Which lines below hold the word "ganyan"? Copy all of them.

━━━━

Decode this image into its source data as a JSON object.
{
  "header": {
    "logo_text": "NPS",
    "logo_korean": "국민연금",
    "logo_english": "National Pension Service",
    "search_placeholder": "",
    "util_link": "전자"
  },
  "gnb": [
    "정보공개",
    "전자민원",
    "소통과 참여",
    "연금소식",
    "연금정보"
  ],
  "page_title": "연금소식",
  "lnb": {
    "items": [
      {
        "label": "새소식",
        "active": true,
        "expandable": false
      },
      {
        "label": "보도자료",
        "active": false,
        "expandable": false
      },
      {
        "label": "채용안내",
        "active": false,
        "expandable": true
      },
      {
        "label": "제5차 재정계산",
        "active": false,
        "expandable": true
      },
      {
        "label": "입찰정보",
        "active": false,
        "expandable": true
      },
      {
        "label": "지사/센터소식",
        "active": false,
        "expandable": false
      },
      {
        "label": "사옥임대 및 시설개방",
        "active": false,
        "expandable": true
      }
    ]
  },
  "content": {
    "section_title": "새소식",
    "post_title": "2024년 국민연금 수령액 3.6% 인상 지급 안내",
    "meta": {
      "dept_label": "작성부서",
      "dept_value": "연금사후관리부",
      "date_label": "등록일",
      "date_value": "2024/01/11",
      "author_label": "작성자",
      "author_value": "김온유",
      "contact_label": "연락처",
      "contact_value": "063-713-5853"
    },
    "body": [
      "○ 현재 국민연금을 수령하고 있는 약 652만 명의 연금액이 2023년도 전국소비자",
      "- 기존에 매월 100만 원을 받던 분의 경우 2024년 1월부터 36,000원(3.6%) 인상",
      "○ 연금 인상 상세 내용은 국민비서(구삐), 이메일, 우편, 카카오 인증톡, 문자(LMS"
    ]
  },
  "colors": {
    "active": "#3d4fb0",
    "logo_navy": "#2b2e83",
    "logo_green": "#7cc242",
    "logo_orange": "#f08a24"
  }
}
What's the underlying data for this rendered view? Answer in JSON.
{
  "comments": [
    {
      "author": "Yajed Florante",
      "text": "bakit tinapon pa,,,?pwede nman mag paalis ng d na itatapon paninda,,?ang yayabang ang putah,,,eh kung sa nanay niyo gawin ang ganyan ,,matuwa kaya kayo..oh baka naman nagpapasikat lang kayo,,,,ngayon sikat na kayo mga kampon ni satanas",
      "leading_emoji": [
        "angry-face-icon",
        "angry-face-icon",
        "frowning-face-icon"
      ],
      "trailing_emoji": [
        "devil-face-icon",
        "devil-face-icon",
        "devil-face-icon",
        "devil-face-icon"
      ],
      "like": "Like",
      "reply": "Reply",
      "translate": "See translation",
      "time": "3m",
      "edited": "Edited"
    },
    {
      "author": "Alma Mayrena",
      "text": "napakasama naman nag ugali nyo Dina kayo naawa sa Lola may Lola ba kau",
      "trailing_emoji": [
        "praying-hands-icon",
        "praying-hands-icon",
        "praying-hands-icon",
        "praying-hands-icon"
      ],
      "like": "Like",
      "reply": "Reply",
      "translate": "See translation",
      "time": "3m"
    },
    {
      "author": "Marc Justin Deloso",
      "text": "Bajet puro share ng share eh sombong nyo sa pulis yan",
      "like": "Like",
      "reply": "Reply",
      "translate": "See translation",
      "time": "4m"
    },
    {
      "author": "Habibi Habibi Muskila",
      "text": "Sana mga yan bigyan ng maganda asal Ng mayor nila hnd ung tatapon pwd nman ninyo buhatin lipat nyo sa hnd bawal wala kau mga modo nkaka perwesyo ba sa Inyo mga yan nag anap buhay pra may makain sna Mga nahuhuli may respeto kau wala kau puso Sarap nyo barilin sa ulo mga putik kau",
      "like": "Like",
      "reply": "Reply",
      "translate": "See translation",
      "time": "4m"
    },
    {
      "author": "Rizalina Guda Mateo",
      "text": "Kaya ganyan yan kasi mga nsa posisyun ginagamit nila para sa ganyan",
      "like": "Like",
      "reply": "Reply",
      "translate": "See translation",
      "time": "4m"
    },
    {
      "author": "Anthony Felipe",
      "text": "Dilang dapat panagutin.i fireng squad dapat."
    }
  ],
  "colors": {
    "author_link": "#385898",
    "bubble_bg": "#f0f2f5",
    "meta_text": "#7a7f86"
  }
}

━━━━

**Expected output:**
      "text": "bakit tinapon pa,,,?pwede nman mag paalis ng d na itatapon paninda,,?ang yayabang ang putah,,,eh kung sa nanay niyo gawin ang ganyan ,,matuwa kaya kayo..oh baka naman nagpapasikat lang kayo,,,,ngayon sikat na kayo mga kampon ni satanas",
      "text": "Kaya ganyan yan kasi mga nsa posisyun ginagamit nila para sa ganyan",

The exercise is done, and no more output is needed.